>>>

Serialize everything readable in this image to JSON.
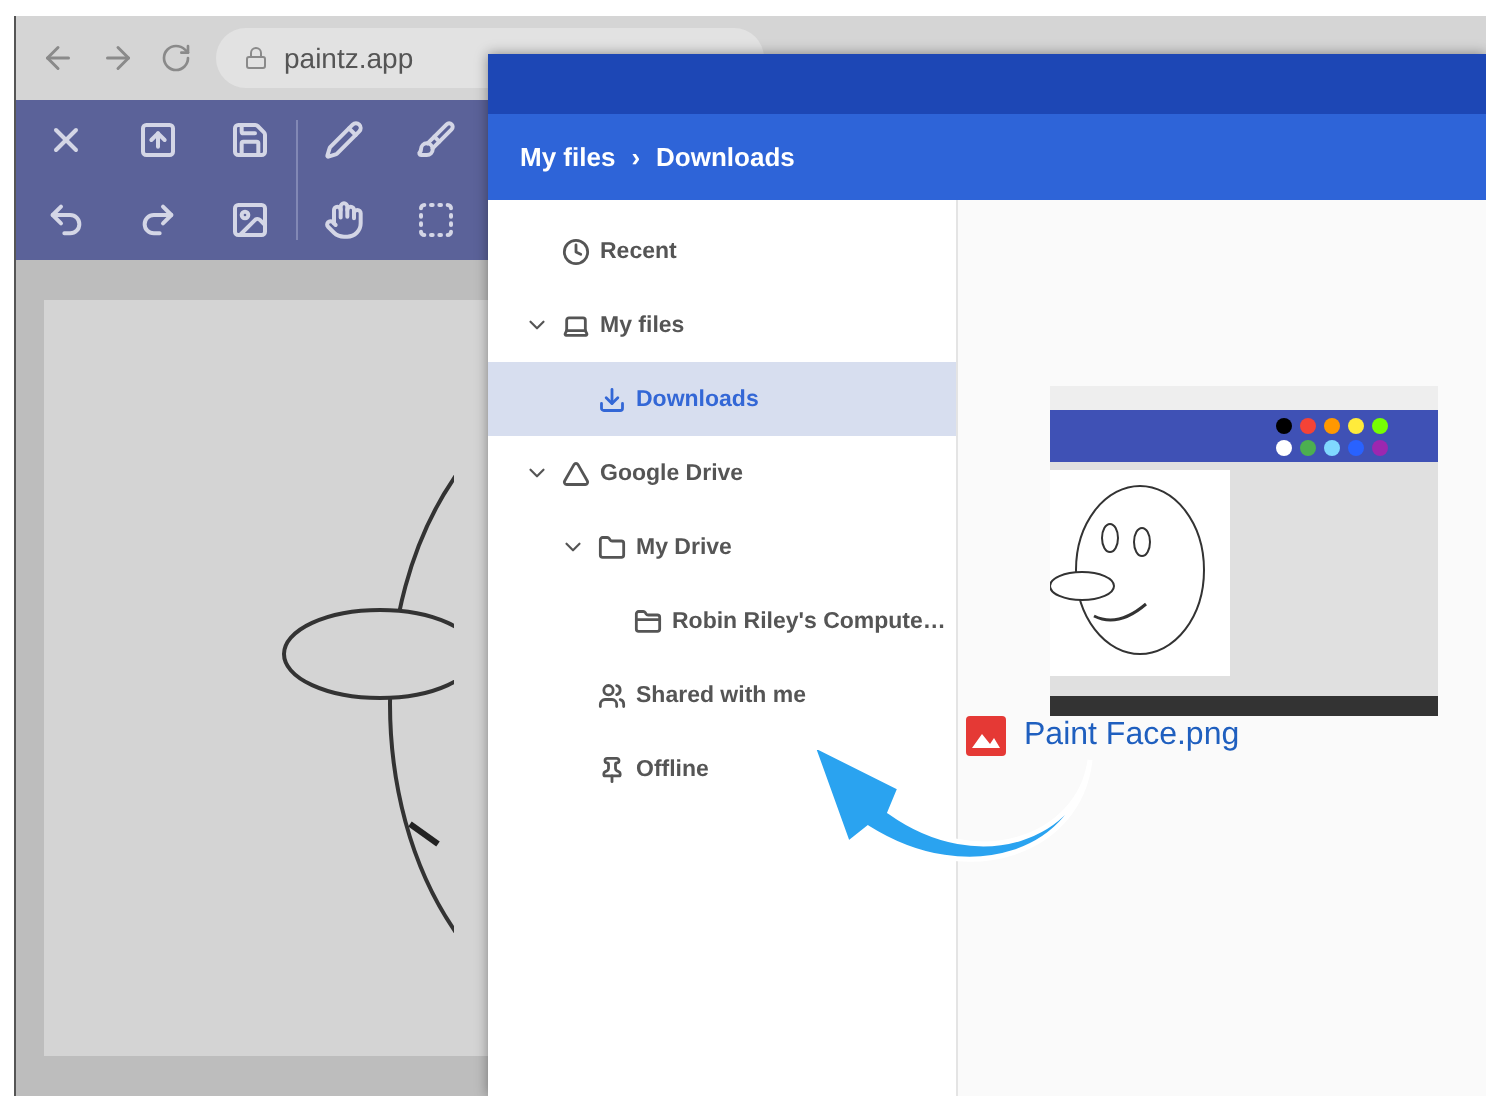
{
  "browser": {
    "address": "paintz.app"
  },
  "file_dialog": {
    "breadcrumb": [
      {
        "label": "My files"
      },
      {
        "label": "Downloads"
      }
    ],
    "breadcrumb_separator": "›",
    "sidebar": [
      {
        "label": "Recent",
        "kind": "recent",
        "selected": false
      },
      {
        "label": "My files",
        "kind": "computer",
        "selected": false,
        "expanded": true,
        "children": [
          {
            "label": "Downloads",
            "kind": "download",
            "selected": true
          }
        ]
      },
      {
        "label": "Google Drive",
        "kind": "drive",
        "selected": false,
        "expanded": true,
        "children": [
          {
            "label": "My Drive",
            "kind": "drive_folder",
            "selected": false,
            "expanded": true,
            "children": [
              {
                "label": "Robin Riley's Compute…",
                "kind": "shared_folder",
                "selected": false
              }
            ]
          },
          {
            "label": "Shared with me",
            "kind": "people",
            "selected": false
          },
          {
            "label": "Offline",
            "kind": "pin",
            "selected": false
          }
        ]
      }
    ],
    "file": {
      "name": "Paint Face.png"
    }
  }
}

<<<

> **GOAL**
Set the entries down again exactly. Do not include the images.

> **FULL OUTPUT**
Serialize everything readable in this image to JSON.
{
  "browser": {
    "address": "paintz.app"
  },
  "file_dialog": {
    "breadcrumb": [
      {
        "label": "My files"
      },
      {
        "label": "Downloads"
      }
    ],
    "breadcrumb_separator": "›",
    "sidebar": [
      {
        "label": "Recent",
        "kind": "recent",
        "selected": false
      },
      {
        "label": "My files",
        "kind": "computer",
        "selected": false,
        "expanded": true,
        "children": [
          {
            "label": "Downloads",
            "kind": "download",
            "selected": true
          }
        ]
      },
      {
        "label": "Google Drive",
        "kind": "drive",
        "selected": false,
        "expanded": true,
        "children": [
          {
            "label": "My Drive",
            "kind": "drive_folder",
            "selected": false,
            "expanded": true,
            "children": [
              {
                "label": "Robin Riley's Compute…",
                "kind": "shared_folder",
                "selected": false
              }
            ]
          },
          {
            "label": "Shared with me",
            "kind": "people",
            "selected": false
          },
          {
            "label": "Offline",
            "kind": "pin",
            "selected": false
          }
        ]
      }
    ],
    "file": {
      "name": "Paint Face.png"
    }
  }
}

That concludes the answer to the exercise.